* Instructions for the task
Pull every "this" line out of the data below.

* Supplied information
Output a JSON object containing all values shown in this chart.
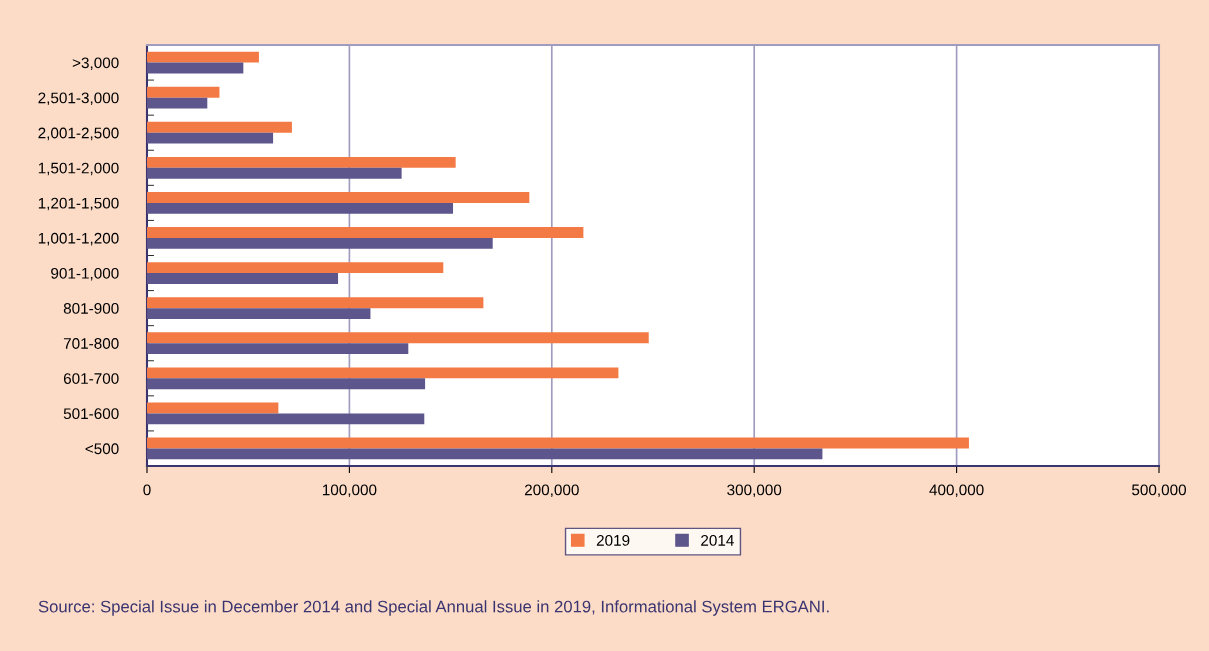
{
  "chart_data": {
    "type": "bar",
    "orientation": "horizontal",
    "categories": [
      ">3,000",
      "2,501-3,000",
      "2,001-2,500",
      "1,501-2,000",
      "1,201-1,500",
      "1,001-1,200",
      "901-1,000",
      "801-900",
      "701-800",
      "601-700",
      "501-600",
      "<500"
    ],
    "series": [
      {
        "name": "2019",
        "color": "#f47a45",
        "values": [
          55300,
          35800,
          71600,
          152500,
          188900,
          215600,
          146400,
          166200,
          247900,
          232900,
          64900,
          406100
        ]
      },
      {
        "name": "2014",
        "color": "#5d568c",
        "values": [
          47600,
          29800,
          62300,
          125800,
          151200,
          170800,
          94400,
          110400,
          129100,
          137400,
          137000,
          333700
        ]
      }
    ],
    "xlim": [
      0,
      500000
    ],
    "xticks": [
      {
        "value": 0,
        "label": "0"
      },
      {
        "value": 100000,
        "label": "100,000"
      },
      {
        "value": 200000,
        "label": "200,000"
      },
      {
        "value": 300000,
        "label": "300,000"
      },
      {
        "value": 400000,
        "label": "400,000"
      },
      {
        "value": 500000,
        "label": "500,000"
      }
    ],
    "grid": "x",
    "legend": "bottom",
    "annotations": [
      "Source: Special Issue in December 2014 and Special Annual Issue in 2019, Informational System ERGANI."
    ]
  }
}
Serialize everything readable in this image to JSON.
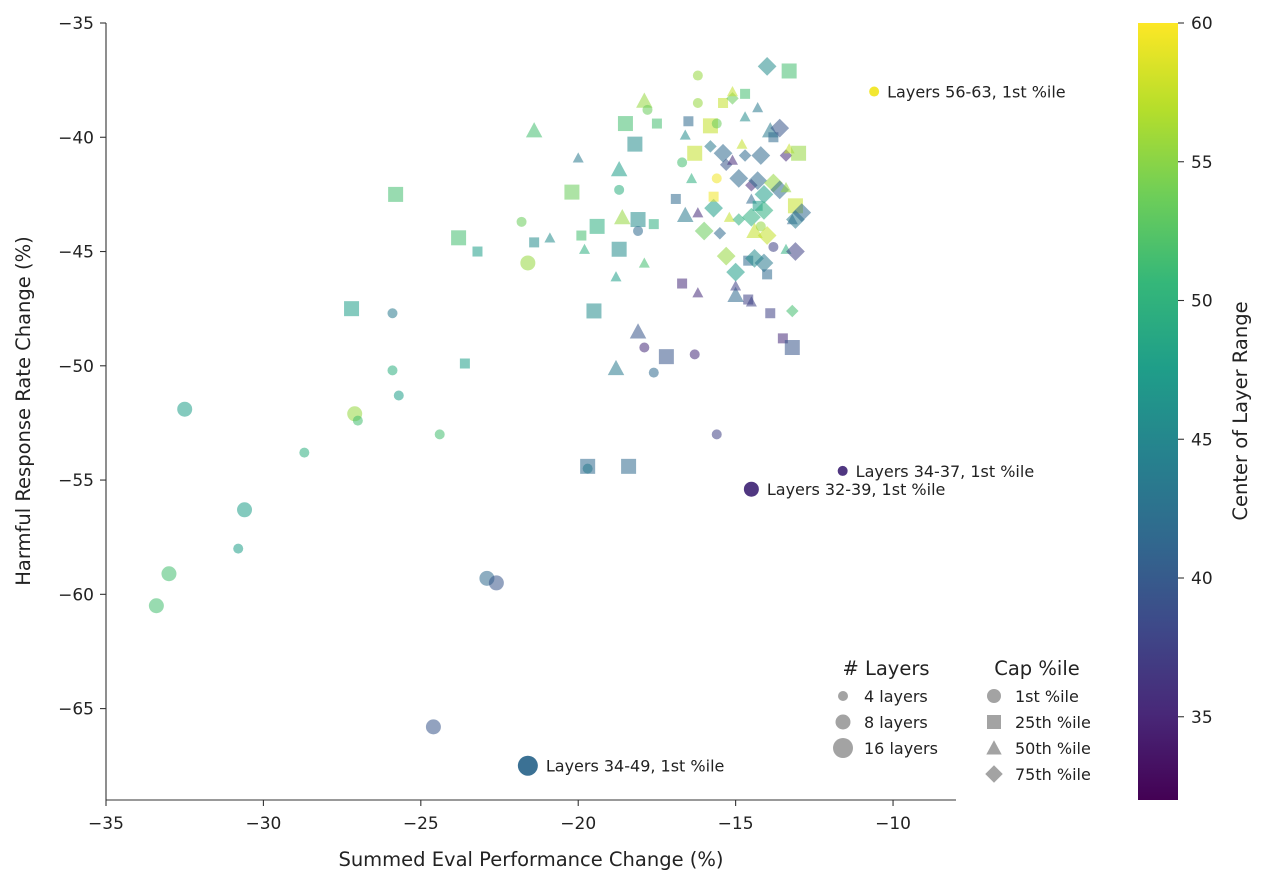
{
  "chart_data": {
    "type": "scatter",
    "xlabel": "Summed Eval Performance Change (%)",
    "ylabel": "Harmful Response Rate Change (%)",
    "xlim": [
      -35,
      -8
    ],
    "ylim": [
      -69,
      -35
    ],
    "xticks": [
      -35,
      -30,
      -25,
      -20,
      -15,
      -10
    ],
    "yticks": [
      -35,
      -40,
      -45,
      -50,
      -55,
      -60,
      -65
    ],
    "colorbar": {
      "label": "Center of Layer Range",
      "range": [
        32,
        60
      ],
      "ticks": [
        35,
        40,
        45,
        50,
        55,
        60
      ],
      "colormap": "viridis",
      "colors": [
        "#440154",
        "#482878",
        "#3e4989",
        "#31688e",
        "#26828e",
        "#1f9e89",
        "#35b779",
        "#6ece58",
        "#b5de2b",
        "#fde725"
      ]
    },
    "legend_layers": {
      "title": "# Layers",
      "items": [
        {
          "label": "4 layers",
          "n": 4
        },
        {
          "label": "8 layers",
          "n": 8
        },
        {
          "label": "16 layers",
          "n": 16
        }
      ]
    },
    "legend_cap": {
      "title": "Cap %ile",
      "items": [
        {
          "label": "1st %ile",
          "shape": "circle"
        },
        {
          "label": "25th %ile",
          "shape": "square"
        },
        {
          "label": "50th %ile",
          "shape": "triangle"
        },
        {
          "label": "75th %ile",
          "shape": "diamond"
        }
      ]
    },
    "legend_color": "#999999",
    "annotations": [
      {
        "text": "Layers 56-63, 1st %ile",
        "x": -10.6,
        "y": -38.0,
        "n": 4,
        "c": 59.5,
        "shape": "circle"
      },
      {
        "text": "Layers 34-37, 1st %ile",
        "x": -11.6,
        "y": -54.6,
        "n": 4,
        "c": 35.5,
        "shape": "circle"
      },
      {
        "text": "Layers 32-39, 1st %ile",
        "x": -14.5,
        "y": -55.4,
        "n": 8,
        "c": 35.5,
        "shape": "circle"
      },
      {
        "text": "Layers 34-49, 1st %ile",
        "x": -21.6,
        "y": -67.5,
        "n": 16,
        "c": 41.5,
        "shape": "circle"
      }
    ],
    "points": [
      {
        "x": -33.4,
        "y": -60.5,
        "n": 8,
        "c": 51.5,
        "shape": "circle"
      },
      {
        "x": -33.0,
        "y": -59.1,
        "n": 8,
        "c": 51.5,
        "shape": "circle"
      },
      {
        "x": -32.5,
        "y": -51.9,
        "n": 8,
        "c": 47.5,
        "shape": "circle"
      },
      {
        "x": -30.8,
        "y": -58.0,
        "n": 4,
        "c": 47.5,
        "shape": "circle"
      },
      {
        "x": -30.6,
        "y": -56.3,
        "n": 8,
        "c": 47.5,
        "shape": "circle"
      },
      {
        "x": -28.7,
        "y": -53.8,
        "n": 4,
        "c": 49.5,
        "shape": "circle"
      },
      {
        "x": -27.2,
        "y": -47.5,
        "n": 8,
        "c": 47.5,
        "shape": "square"
      },
      {
        "x": -27.1,
        "y": -52.1,
        "n": 8,
        "c": 55.5,
        "shape": "circle"
      },
      {
        "x": -27.0,
        "y": -52.4,
        "n": 4,
        "c": 51.5,
        "shape": "circle"
      },
      {
        "x": -25.9,
        "y": -47.7,
        "n": 4,
        "c": 43.5,
        "shape": "circle"
      },
      {
        "x": -25.9,
        "y": -50.2,
        "n": 4,
        "c": 49.5,
        "shape": "circle"
      },
      {
        "x": -25.8,
        "y": -42.5,
        "n": 8,
        "c": 51.5,
        "shape": "square"
      },
      {
        "x": -25.7,
        "y": -51.3,
        "n": 4,
        "c": 47.5,
        "shape": "circle"
      },
      {
        "x": -24.6,
        "y": -65.8,
        "n": 8,
        "c": 39.5,
        "shape": "circle"
      },
      {
        "x": -24.4,
        "y": -53.0,
        "n": 4,
        "c": 51.5,
        "shape": "circle"
      },
      {
        "x": -23.8,
        "y": -44.4,
        "n": 8,
        "c": 51.5,
        "shape": "square"
      },
      {
        "x": -23.6,
        "y": -49.9,
        "n": 4,
        "c": 47.5,
        "shape": "square"
      },
      {
        "x": -23.2,
        "y": -45.0,
        "n": 4,
        "c": 47.5,
        "shape": "square"
      },
      {
        "x": -22.9,
        "y": -59.3,
        "n": 8,
        "c": 41.5,
        "shape": "circle"
      },
      {
        "x": -22.6,
        "y": -59.5,
        "n": 8,
        "c": 39.5,
        "shape": "circle"
      },
      {
        "x": -21.8,
        "y": -43.7,
        "n": 4,
        "c": 53.5,
        "shape": "circle"
      },
      {
        "x": -21.6,
        "y": -45.5,
        "n": 8,
        "c": 55.5,
        "shape": "circle"
      },
      {
        "x": -21.4,
        "y": -39.7,
        "n": 8,
        "c": 51.5,
        "shape": "triangle"
      },
      {
        "x": -21.4,
        "y": -44.6,
        "n": 4,
        "c": 45.5,
        "shape": "square"
      },
      {
        "x": -20.9,
        "y": -44.4,
        "n": 4,
        "c": 45.5,
        "shape": "triangle"
      },
      {
        "x": -20.2,
        "y": -42.4,
        "n": 8,
        "c": 53.5,
        "shape": "square"
      },
      {
        "x": -20.0,
        "y": -40.9,
        "n": 4,
        "c": 43.5,
        "shape": "triangle"
      },
      {
        "x": -19.9,
        "y": -44.3,
        "n": 4,
        "c": 51.5,
        "shape": "square"
      },
      {
        "x": -19.8,
        "y": -44.9,
        "n": 4,
        "c": 49.5,
        "shape": "triangle"
      },
      {
        "x": -19.7,
        "y": -54.4,
        "n": 8,
        "c": 41.5,
        "shape": "square"
      },
      {
        "x": -19.7,
        "y": -54.5,
        "n": 4,
        "c": 43.5,
        "shape": "circle"
      },
      {
        "x": -19.5,
        "y": -47.6,
        "n": 8,
        "c": 45.5,
        "shape": "square"
      },
      {
        "x": -19.4,
        "y": -43.9,
        "n": 8,
        "c": 49.5,
        "shape": "square"
      },
      {
        "x": -18.8,
        "y": -50.1,
        "n": 8,
        "c": 43.5,
        "shape": "triangle"
      },
      {
        "x": -18.8,
        "y": -46.1,
        "n": 4,
        "c": 47.5,
        "shape": "triangle"
      },
      {
        "x": -18.7,
        "y": -44.9,
        "n": 8,
        "c": 45.5,
        "shape": "square"
      },
      {
        "x": -18.7,
        "y": -42.3,
        "n": 4,
        "c": 49.5,
        "shape": "circle"
      },
      {
        "x": -18.7,
        "y": -41.4,
        "n": 8,
        "c": 47.5,
        "shape": "triangle"
      },
      {
        "x": -18.6,
        "y": -43.5,
        "n": 8,
        "c": 55.5,
        "shape": "triangle"
      },
      {
        "x": -18.5,
        "y": -39.4,
        "n": 8,
        "c": 51.5,
        "shape": "square"
      },
      {
        "x": -18.4,
        "y": -54.4,
        "n": 8,
        "c": 41.5,
        "shape": "square"
      },
      {
        "x": -18.2,
        "y": -40.3,
        "n": 8,
        "c": 45.5,
        "shape": "square"
      },
      {
        "x": -18.1,
        "y": -43.6,
        "n": 8,
        "c": 45.5,
        "shape": "square"
      },
      {
        "x": -18.1,
        "y": -44.1,
        "n": 4,
        "c": 41.5,
        "shape": "circle"
      },
      {
        "x": -18.1,
        "y": -48.5,
        "n": 8,
        "c": 39.5,
        "shape": "triangle"
      },
      {
        "x": -17.9,
        "y": -49.2,
        "n": 4,
        "c": 35.5,
        "shape": "circle"
      },
      {
        "x": -17.9,
        "y": -38.4,
        "n": 8,
        "c": 55.5,
        "shape": "triangle"
      },
      {
        "x": -17.8,
        "y": -38.8,
        "n": 4,
        "c": 53.5,
        "shape": "circle"
      },
      {
        "x": -17.9,
        "y": -45.5,
        "n": 4,
        "c": 51.5,
        "shape": "triangle"
      },
      {
        "x": -17.6,
        "y": -50.3,
        "n": 4,
        "c": 41.5,
        "shape": "circle"
      },
      {
        "x": -17.6,
        "y": -43.8,
        "n": 4,
        "c": 49.5,
        "shape": "square"
      },
      {
        "x": -17.5,
        "y": -39.4,
        "n": 4,
        "c": 51.5,
        "shape": "square"
      },
      {
        "x": -17.2,
        "y": -49.6,
        "n": 8,
        "c": 39.5,
        "shape": "square"
      },
      {
        "x": -16.9,
        "y": -42.7,
        "n": 4,
        "c": 41.5,
        "shape": "square"
      },
      {
        "x": -16.7,
        "y": -46.4,
        "n": 4,
        "c": 35.5,
        "shape": "square"
      },
      {
        "x": -16.7,
        "y": -41.1,
        "n": 4,
        "c": 51.5,
        "shape": "circle"
      },
      {
        "x": -16.6,
        "y": -43.4,
        "n": 8,
        "c": 43.5,
        "shape": "triangle"
      },
      {
        "x": -16.6,
        "y": -39.9,
        "n": 4,
        "c": 45.5,
        "shape": "triangle"
      },
      {
        "x": -16.5,
        "y": -39.3,
        "n": 4,
        "c": 41.5,
        "shape": "square"
      },
      {
        "x": -16.4,
        "y": -41.8,
        "n": 4,
        "c": 49.5,
        "shape": "triangle"
      },
      {
        "x": -16.3,
        "y": -49.5,
        "n": 4,
        "c": 35.5,
        "shape": "circle"
      },
      {
        "x": -16.3,
        "y": -40.7,
        "n": 8,
        "c": 57.5,
        "shape": "square"
      },
      {
        "x": -16.2,
        "y": -37.3,
        "n": 4,
        "c": 55.5,
        "shape": "circle"
      },
      {
        "x": -16.2,
        "y": -38.5,
        "n": 4,
        "c": 55.5,
        "shape": "circle"
      },
      {
        "x": -16.2,
        "y": -43.3,
        "n": 4,
        "c": 35.5,
        "shape": "triangle"
      },
      {
        "x": -16.2,
        "y": -46.8,
        "n": 4,
        "c": 35.5,
        "shape": "triangle"
      },
      {
        "x": -16.0,
        "y": -44.1,
        "n": 8,
        "c": 53.5,
        "shape": "diamond"
      },
      {
        "x": -15.8,
        "y": -39.5,
        "n": 8,
        "c": 57.5,
        "shape": "square"
      },
      {
        "x": -15.8,
        "y": -40.4,
        "n": 4,
        "c": 43.5,
        "shape": "diamond"
      },
      {
        "x": -15.7,
        "y": -43.1,
        "n": 8,
        "c": 47.5,
        "shape": "diamond"
      },
      {
        "x": -15.7,
        "y": -42.6,
        "n": 4,
        "c": 59.5,
        "shape": "square"
      },
      {
        "x": -15.6,
        "y": -41.8,
        "n": 4,
        "c": 59.5,
        "shape": "circle"
      },
      {
        "x": -15.6,
        "y": -39.4,
        "n": 4,
        "c": 53.5,
        "shape": "circle"
      },
      {
        "x": -15.6,
        "y": -53.0,
        "n": 4,
        "c": 37.5,
        "shape": "circle"
      },
      {
        "x": -15.5,
        "y": -44.2,
        "n": 4,
        "c": 41.5,
        "shape": "diamond"
      },
      {
        "x": -15.4,
        "y": -40.7,
        "n": 8,
        "c": 41.5,
        "shape": "diamond"
      },
      {
        "x": -15.4,
        "y": -38.5,
        "n": 4,
        "c": 57.5,
        "shape": "square"
      },
      {
        "x": -15.3,
        "y": -41.2,
        "n": 4,
        "c": 39.5,
        "shape": "diamond"
      },
      {
        "x": -15.3,
        "y": -45.2,
        "n": 8,
        "c": 55.5,
        "shape": "diamond"
      },
      {
        "x": -15.2,
        "y": -43.5,
        "n": 4,
        "c": 57.5,
        "shape": "triangle"
      },
      {
        "x": -15.1,
        "y": -38.3,
        "n": 4,
        "c": 53.5,
        "shape": "diamond"
      },
      {
        "x": -15.1,
        "y": -38.0,
        "n": 4,
        "c": 57.5,
        "shape": "triangle"
      },
      {
        "x": -15.1,
        "y": -41.0,
        "n": 4,
        "c": 35.5,
        "shape": "triangle"
      },
      {
        "x": -15.0,
        "y": -46.9,
        "n": 8,
        "c": 41.5,
        "shape": "triangle"
      },
      {
        "x": -15.0,
        "y": -46.5,
        "n": 4,
        "c": 37.5,
        "shape": "triangle"
      },
      {
        "x": -15.0,
        "y": -45.9,
        "n": 8,
        "c": 47.5,
        "shape": "diamond"
      },
      {
        "x": -14.9,
        "y": -43.6,
        "n": 4,
        "c": 49.5,
        "shape": "diamond"
      },
      {
        "x": -14.9,
        "y": -41.8,
        "n": 8,
        "c": 41.5,
        "shape": "diamond"
      },
      {
        "x": -14.8,
        "y": -40.3,
        "n": 4,
        "c": 57.5,
        "shape": "triangle"
      },
      {
        "x": -14.7,
        "y": -38.1,
        "n": 4,
        "c": 51.5,
        "shape": "square"
      },
      {
        "x": -14.7,
        "y": -40.8,
        "n": 4,
        "c": 41.5,
        "shape": "diamond"
      },
      {
        "x": -14.7,
        "y": -39.1,
        "n": 4,
        "c": 45.5,
        "shape": "triangle"
      },
      {
        "x": -14.6,
        "y": -45.4,
        "n": 4,
        "c": 41.5,
        "shape": "square"
      },
      {
        "x": -14.6,
        "y": -47.1,
        "n": 4,
        "c": 37.5,
        "shape": "square"
      },
      {
        "x": -14.5,
        "y": -47.2,
        "n": 4,
        "c": 37.5,
        "shape": "triangle"
      },
      {
        "x": -14.5,
        "y": -43.5,
        "n": 8,
        "c": 49.5,
        "shape": "diamond"
      },
      {
        "x": -14.5,
        "y": -42.1,
        "n": 4,
        "c": 35.5,
        "shape": "diamond"
      },
      {
        "x": -14.5,
        "y": -42.7,
        "n": 4,
        "c": 41.5,
        "shape": "triangle"
      },
      {
        "x": -14.4,
        "y": -44.1,
        "n": 8,
        "c": 57.5,
        "shape": "triangle"
      },
      {
        "x": -14.4,
        "y": -45.3,
        "n": 8,
        "c": 45.5,
        "shape": "diamond"
      },
      {
        "x": -14.3,
        "y": -41.9,
        "n": 8,
        "c": 41.5,
        "shape": "diamond"
      },
      {
        "x": -14.3,
        "y": -43.0,
        "n": 4,
        "c": 47.5,
        "shape": "square"
      },
      {
        "x": -14.3,
        "y": -38.7,
        "n": 4,
        "c": 43.5,
        "shape": "triangle"
      },
      {
        "x": -14.2,
        "y": -40.8,
        "n": 8,
        "c": 41.5,
        "shape": "diamond"
      },
      {
        "x": -14.2,
        "y": -43.9,
        "n": 4,
        "c": 55.5,
        "shape": "circle"
      },
      {
        "x": -14.1,
        "y": -45.5,
        "n": 8,
        "c": 43.5,
        "shape": "diamond"
      },
      {
        "x": -14.1,
        "y": -42.5,
        "n": 8,
        "c": 47.5,
        "shape": "diamond"
      },
      {
        "x": -14.1,
        "y": -43.2,
        "n": 8,
        "c": 49.5,
        "shape": "diamond"
      },
      {
        "x": -14.0,
        "y": -44.3,
        "n": 8,
        "c": 57.5,
        "shape": "diamond"
      },
      {
        "x": -14.0,
        "y": -46.0,
        "n": 4,
        "c": 41.5,
        "shape": "square"
      },
      {
        "x": -14.0,
        "y": -36.9,
        "n": 8,
        "c": 45.5,
        "shape": "diamond"
      },
      {
        "x": -13.9,
        "y": -47.7,
        "n": 4,
        "c": 37.5,
        "shape": "square"
      },
      {
        "x": -13.9,
        "y": -39.7,
        "n": 8,
        "c": 43.5,
        "shape": "triangle"
      },
      {
        "x": -13.8,
        "y": -44.8,
        "n": 4,
        "c": 37.5,
        "shape": "circle"
      },
      {
        "x": -13.8,
        "y": -40.0,
        "n": 4,
        "c": 41.5,
        "shape": "square"
      },
      {
        "x": -13.8,
        "y": -42.0,
        "n": 8,
        "c": 55.5,
        "shape": "diamond"
      },
      {
        "x": -13.6,
        "y": -39.6,
        "n": 8,
        "c": 39.5,
        "shape": "diamond"
      },
      {
        "x": -13.6,
        "y": -42.3,
        "n": 8,
        "c": 41.5,
        "shape": "diamond"
      },
      {
        "x": -13.5,
        "y": -48.8,
        "n": 4,
        "c": 35.5,
        "shape": "square"
      },
      {
        "x": -13.4,
        "y": -42.2,
        "n": 4,
        "c": 55.5,
        "shape": "triangle"
      },
      {
        "x": -13.4,
        "y": -44.9,
        "n": 4,
        "c": 49.5,
        "shape": "triangle"
      },
      {
        "x": -13.4,
        "y": -40.8,
        "n": 4,
        "c": 35.5,
        "shape": "diamond"
      },
      {
        "x": -13.3,
        "y": -37.1,
        "n": 8,
        "c": 51.5,
        "shape": "square"
      },
      {
        "x": -13.3,
        "y": -40.5,
        "n": 4,
        "c": 57.5,
        "shape": "triangle"
      },
      {
        "x": -13.2,
        "y": -49.2,
        "n": 8,
        "c": 39.5,
        "shape": "square"
      },
      {
        "x": -13.2,
        "y": -47.6,
        "n": 4,
        "c": 51.5,
        "shape": "diamond"
      },
      {
        "x": -13.2,
        "y": -43.6,
        "n": 4,
        "c": 41.5,
        "shape": "triangle"
      },
      {
        "x": -13.1,
        "y": -45.0,
        "n": 8,
        "c": 37.5,
        "shape": "diamond"
      },
      {
        "x": -13.1,
        "y": -43.0,
        "n": 8,
        "c": 57.5,
        "shape": "square"
      },
      {
        "x": -13.1,
        "y": -43.6,
        "n": 8,
        "c": 43.5,
        "shape": "diamond"
      },
      {
        "x": -13.0,
        "y": -40.7,
        "n": 8,
        "c": 55.5,
        "shape": "square"
      },
      {
        "x": -12.9,
        "y": -43.3,
        "n": 8,
        "c": 41.5,
        "shape": "diamond"
      }
    ]
  }
}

* Response to the exercise
Output a JSON object containing all values shown in this chart.
Serialize everything readable in this image to JSON.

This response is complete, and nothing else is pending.